EXERCISE AIM: Your task is to repeat all of the material exactly.

* START PROVIDED RECORDS *

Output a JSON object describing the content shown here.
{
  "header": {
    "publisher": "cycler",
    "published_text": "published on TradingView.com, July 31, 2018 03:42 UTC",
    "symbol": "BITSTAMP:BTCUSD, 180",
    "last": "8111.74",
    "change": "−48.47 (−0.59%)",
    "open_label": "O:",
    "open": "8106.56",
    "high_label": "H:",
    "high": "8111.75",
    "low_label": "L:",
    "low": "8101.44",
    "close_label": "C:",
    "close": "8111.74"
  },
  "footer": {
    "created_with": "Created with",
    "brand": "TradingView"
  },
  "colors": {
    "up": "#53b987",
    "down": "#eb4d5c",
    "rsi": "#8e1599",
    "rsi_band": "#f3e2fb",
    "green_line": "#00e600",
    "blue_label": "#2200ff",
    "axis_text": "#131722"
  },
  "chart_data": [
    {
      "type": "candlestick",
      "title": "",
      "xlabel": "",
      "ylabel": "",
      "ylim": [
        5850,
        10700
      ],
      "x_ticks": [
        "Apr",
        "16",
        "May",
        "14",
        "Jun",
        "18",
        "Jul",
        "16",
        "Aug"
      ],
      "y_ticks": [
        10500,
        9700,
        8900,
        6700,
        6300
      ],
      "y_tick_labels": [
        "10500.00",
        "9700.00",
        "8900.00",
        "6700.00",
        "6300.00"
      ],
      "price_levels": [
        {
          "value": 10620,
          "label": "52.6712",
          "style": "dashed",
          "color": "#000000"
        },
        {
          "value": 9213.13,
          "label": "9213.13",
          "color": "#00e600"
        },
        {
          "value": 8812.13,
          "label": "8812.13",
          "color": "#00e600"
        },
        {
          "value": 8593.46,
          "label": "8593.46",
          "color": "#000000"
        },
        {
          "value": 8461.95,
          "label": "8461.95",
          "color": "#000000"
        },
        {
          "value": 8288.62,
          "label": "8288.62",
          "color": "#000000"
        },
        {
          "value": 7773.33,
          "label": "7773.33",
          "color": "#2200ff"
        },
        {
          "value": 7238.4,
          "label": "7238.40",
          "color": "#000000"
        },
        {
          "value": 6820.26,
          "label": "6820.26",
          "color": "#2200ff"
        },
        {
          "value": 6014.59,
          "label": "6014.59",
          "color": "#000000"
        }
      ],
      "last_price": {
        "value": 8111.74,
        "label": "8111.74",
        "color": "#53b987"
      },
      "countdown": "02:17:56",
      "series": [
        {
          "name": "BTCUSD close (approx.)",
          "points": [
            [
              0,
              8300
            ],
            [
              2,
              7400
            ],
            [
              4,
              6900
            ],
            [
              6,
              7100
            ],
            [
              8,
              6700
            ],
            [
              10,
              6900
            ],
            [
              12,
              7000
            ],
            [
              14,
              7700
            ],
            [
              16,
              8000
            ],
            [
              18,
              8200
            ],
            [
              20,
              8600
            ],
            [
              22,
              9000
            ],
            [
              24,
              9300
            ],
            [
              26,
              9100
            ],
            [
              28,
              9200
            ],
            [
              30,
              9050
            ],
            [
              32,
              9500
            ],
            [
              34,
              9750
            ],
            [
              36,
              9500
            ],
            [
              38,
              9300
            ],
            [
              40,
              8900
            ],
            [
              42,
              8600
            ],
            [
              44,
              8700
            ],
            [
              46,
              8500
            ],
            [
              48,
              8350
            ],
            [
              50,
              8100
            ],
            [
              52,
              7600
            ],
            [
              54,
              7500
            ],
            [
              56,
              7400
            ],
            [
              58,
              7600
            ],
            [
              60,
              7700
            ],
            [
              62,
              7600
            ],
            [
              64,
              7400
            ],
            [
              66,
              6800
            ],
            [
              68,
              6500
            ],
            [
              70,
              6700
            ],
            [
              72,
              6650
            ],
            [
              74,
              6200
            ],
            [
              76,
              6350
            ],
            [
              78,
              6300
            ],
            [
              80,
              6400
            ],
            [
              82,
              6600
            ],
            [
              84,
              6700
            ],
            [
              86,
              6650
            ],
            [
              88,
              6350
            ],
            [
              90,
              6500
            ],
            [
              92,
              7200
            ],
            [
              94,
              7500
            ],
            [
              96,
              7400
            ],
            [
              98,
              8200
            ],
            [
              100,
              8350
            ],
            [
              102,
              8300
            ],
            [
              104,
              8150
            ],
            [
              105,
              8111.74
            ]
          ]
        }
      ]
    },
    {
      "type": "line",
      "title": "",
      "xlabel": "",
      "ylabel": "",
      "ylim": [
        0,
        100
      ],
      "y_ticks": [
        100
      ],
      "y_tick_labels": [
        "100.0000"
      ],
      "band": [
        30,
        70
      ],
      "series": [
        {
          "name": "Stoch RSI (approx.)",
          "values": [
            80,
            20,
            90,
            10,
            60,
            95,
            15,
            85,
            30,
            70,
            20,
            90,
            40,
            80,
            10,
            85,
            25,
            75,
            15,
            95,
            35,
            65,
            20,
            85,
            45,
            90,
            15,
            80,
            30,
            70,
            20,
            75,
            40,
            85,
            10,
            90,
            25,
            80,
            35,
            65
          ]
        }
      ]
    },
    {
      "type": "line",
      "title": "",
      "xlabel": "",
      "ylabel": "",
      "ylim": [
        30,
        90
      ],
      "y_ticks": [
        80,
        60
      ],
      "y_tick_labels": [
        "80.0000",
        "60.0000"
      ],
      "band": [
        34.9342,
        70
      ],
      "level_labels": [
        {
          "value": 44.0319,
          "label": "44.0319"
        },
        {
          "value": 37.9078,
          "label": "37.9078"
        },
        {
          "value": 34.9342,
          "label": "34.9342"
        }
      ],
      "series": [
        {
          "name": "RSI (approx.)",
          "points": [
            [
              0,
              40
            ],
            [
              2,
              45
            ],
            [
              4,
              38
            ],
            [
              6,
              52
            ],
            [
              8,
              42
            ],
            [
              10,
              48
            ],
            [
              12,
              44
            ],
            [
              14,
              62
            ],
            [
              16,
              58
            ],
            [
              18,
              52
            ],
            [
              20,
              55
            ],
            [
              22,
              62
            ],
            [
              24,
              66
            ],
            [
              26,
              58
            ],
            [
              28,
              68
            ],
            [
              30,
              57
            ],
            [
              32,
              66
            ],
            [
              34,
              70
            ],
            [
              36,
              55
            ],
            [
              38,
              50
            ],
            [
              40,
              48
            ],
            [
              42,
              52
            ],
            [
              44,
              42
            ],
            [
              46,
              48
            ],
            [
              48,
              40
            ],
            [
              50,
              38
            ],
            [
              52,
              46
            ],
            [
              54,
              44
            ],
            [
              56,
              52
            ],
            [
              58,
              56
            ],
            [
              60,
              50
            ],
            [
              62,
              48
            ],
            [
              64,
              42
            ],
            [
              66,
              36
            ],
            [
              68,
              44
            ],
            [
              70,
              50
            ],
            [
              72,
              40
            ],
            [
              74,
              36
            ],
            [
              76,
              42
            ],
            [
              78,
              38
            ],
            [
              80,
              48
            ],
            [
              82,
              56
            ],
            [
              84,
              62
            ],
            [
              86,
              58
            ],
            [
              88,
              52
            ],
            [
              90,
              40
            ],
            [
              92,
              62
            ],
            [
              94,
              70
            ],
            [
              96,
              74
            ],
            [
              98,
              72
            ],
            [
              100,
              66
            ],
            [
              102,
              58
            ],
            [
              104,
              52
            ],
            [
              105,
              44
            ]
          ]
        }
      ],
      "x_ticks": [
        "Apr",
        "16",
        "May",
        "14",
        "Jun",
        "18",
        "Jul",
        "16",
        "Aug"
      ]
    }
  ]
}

* END PROVIDED RECORDS *

EXERCISE SOLUTION:
Output a JSON object describing the content shown here.
{
  "header": {
    "publisher": "cycler",
    "published_text": "published on TradingView.com, July 31, 2018 03:42 UTC",
    "symbol": "BITSTAMP:BTCUSD, 180",
    "last": "8111.74",
    "change": "−48.47 (−0.59%)",
    "open_label": "O:",
    "open": "8106.56",
    "high_label": "H:",
    "high": "8111.75",
    "low_label": "L:",
    "low": "8101.44",
    "close_label": "C:",
    "close": "8111.74"
  },
  "footer": {
    "created_with": "Created with",
    "brand": "TradingView"
  },
  "colors": {
    "up": "#53b987",
    "down": "#eb4d5c",
    "rsi": "#8e1599",
    "rsi_band": "#f3e2fb",
    "green_line": "#00e600",
    "blue_label": "#2200ff",
    "axis_text": "#131722"
  },
  "chart_data": [
    {
      "type": "candlestick",
      "title": "",
      "xlabel": "",
      "ylabel": "",
      "ylim": [
        5850,
        10700
      ],
      "x_ticks": [
        "Apr",
        "16",
        "May",
        "14",
        "Jun",
        "18",
        "Jul",
        "16",
        "Aug"
      ],
      "y_ticks": [
        10500,
        9700,
        8900,
        6700,
        6300
      ],
      "y_tick_labels": [
        "10500.00",
        "9700.00",
        "8900.00",
        "6700.00",
        "6300.00"
      ],
      "price_levels": [
        {
          "value": 10620,
          "label": "52.6712",
          "style": "dashed",
          "color": "#000000"
        },
        {
          "value": 9213.13,
          "label": "9213.13",
          "color": "#00e600"
        },
        {
          "value": 8812.13,
          "label": "8812.13",
          "color": "#00e600"
        },
        {
          "value": 8593.46,
          "label": "8593.46",
          "color": "#000000"
        },
        {
          "value": 8461.95,
          "label": "8461.95",
          "color": "#000000"
        },
        {
          "value": 8288.62,
          "label": "8288.62",
          "color": "#000000"
        },
        {
          "value": 7773.33,
          "label": "7773.33",
          "color": "#2200ff"
        },
        {
          "value": 7238.4,
          "label": "7238.40",
          "color": "#000000"
        },
        {
          "value": 6820.26,
          "label": "6820.26",
          "color": "#2200ff"
        },
        {
          "value": 6014.59,
          "label": "6014.59",
          "color": "#000000"
        }
      ],
      "last_price": {
        "value": 8111.74,
        "label": "8111.74",
        "color": "#53b987"
      },
      "countdown": "02:17:56",
      "series": [
        {
          "name": "BTCUSD close (approx.)",
          "points": [
            [
              0,
              8300
            ],
            [
              2,
              7400
            ],
            [
              4,
              6900
            ],
            [
              6,
              7100
            ],
            [
              8,
              6700
            ],
            [
              10,
              6900
            ],
            [
              12,
              7000
            ],
            [
              14,
              7700
            ],
            [
              16,
              8000
            ],
            [
              18,
              8200
            ],
            [
              20,
              8600
            ],
            [
              22,
              9000
            ],
            [
              24,
              9300
            ],
            [
              26,
              9100
            ],
            [
              28,
              9200
            ],
            [
              30,
              9050
            ],
            [
              32,
              9500
            ],
            [
              34,
              9750
            ],
            [
              36,
              9500
            ],
            [
              38,
              9300
            ],
            [
              40,
              8900
            ],
            [
              42,
              8600
            ],
            [
              44,
              8700
            ],
            [
              46,
              8500
            ],
            [
              48,
              8350
            ],
            [
              50,
              8100
            ],
            [
              52,
              7600
            ],
            [
              54,
              7500
            ],
            [
              56,
              7400
            ],
            [
              58,
              7600
            ],
            [
              60,
              7700
            ],
            [
              62,
              7600
            ],
            [
              64,
              7400
            ],
            [
              66,
              6800
            ],
            [
              68,
              6500
            ],
            [
              70,
              6700
            ],
            [
              72,
              6650
            ],
            [
              74,
              6200
            ],
            [
              76,
              6350
            ],
            [
              78,
              6300
            ],
            [
              80,
              6400
            ],
            [
              82,
              6600
            ],
            [
              84,
              6700
            ],
            [
              86,
              6650
            ],
            [
              88,
              6350
            ],
            [
              90,
              6500
            ],
            [
              92,
              7200
            ],
            [
              94,
              7500
            ],
            [
              96,
              7400
            ],
            [
              98,
              8200
            ],
            [
              100,
              8350
            ],
            [
              102,
              8300
            ],
            [
              104,
              8150
            ],
            [
              105,
              8111.74
            ]
          ]
        }
      ]
    },
    {
      "type": "line",
      "title": "",
      "xlabel": "",
      "ylabel": "",
      "ylim": [
        0,
        100
      ],
      "y_ticks": [
        100
      ],
      "y_tick_labels": [
        "100.0000"
      ],
      "band": [
        30,
        70
      ],
      "series": [
        {
          "name": "Stoch RSI (approx.)",
          "values": [
            80,
            20,
            90,
            10,
            60,
            95,
            15,
            85,
            30,
            70,
            20,
            90,
            40,
            80,
            10,
            85,
            25,
            75,
            15,
            95,
            35,
            65,
            20,
            85,
            45,
            90,
            15,
            80,
            30,
            70,
            20,
            75,
            40,
            85,
            10,
            90,
            25,
            80,
            35,
            65
          ]
        }
      ]
    },
    {
      "type": "line",
      "title": "",
      "xlabel": "",
      "ylabel": "",
      "ylim": [
        30,
        90
      ],
      "y_ticks": [
        80,
        60
      ],
      "y_tick_labels": [
        "80.0000",
        "60.0000"
      ],
      "band": [
        34.9342,
        70
      ],
      "level_labels": [
        {
          "value": 44.0319,
          "label": "44.0319"
        },
        {
          "value": 37.9078,
          "label": "37.9078"
        },
        {
          "value": 34.9342,
          "label": "34.9342"
        }
      ],
      "series": [
        {
          "name": "RSI (approx.)",
          "points": [
            [
              0,
              40
            ],
            [
              2,
              45
            ],
            [
              4,
              38
            ],
            [
              6,
              52
            ],
            [
              8,
              42
            ],
            [
              10,
              48
            ],
            [
              12,
              44
            ],
            [
              14,
              62
            ],
            [
              16,
              58
            ],
            [
              18,
              52
            ],
            [
              20,
              55
            ],
            [
              22,
              62
            ],
            [
              24,
              66
            ],
            [
              26,
              58
            ],
            [
              28,
              68
            ],
            [
              30,
              57
            ],
            [
              32,
              66
            ],
            [
              34,
              70
            ],
            [
              36,
              55
            ],
            [
              38,
              50
            ],
            [
              40,
              48
            ],
            [
              42,
              52
            ],
            [
              44,
              42
            ],
            [
              46,
              48
            ],
            [
              48,
              40
            ],
            [
              50,
              38
            ],
            [
              52,
              46
            ],
            [
              54,
              44
            ],
            [
              56,
              52
            ],
            [
              58,
              56
            ],
            [
              60,
              50
            ],
            [
              62,
              48
            ],
            [
              64,
              42
            ],
            [
              66,
              36
            ],
            [
              68,
              44
            ],
            [
              70,
              50
            ],
            [
              72,
              40
            ],
            [
              74,
              36
            ],
            [
              76,
              42
            ],
            [
              78,
              38
            ],
            [
              80,
              48
            ],
            [
              82,
              56
            ],
            [
              84,
              62
            ],
            [
              86,
              58
            ],
            [
              88,
              52
            ],
            [
              90,
              40
            ],
            [
              92,
              62
            ],
            [
              94,
              70
            ],
            [
              96,
              74
            ],
            [
              98,
              72
            ],
            [
              100,
              66
            ],
            [
              102,
              58
            ],
            [
              104,
              52
            ],
            [
              105,
              44
            ]
          ]
        }
      ],
      "x_ticks": [
        "Apr",
        "16",
        "May",
        "14",
        "Jun",
        "18",
        "Jul",
        "16",
        "Aug"
      ]
    }
  ]
}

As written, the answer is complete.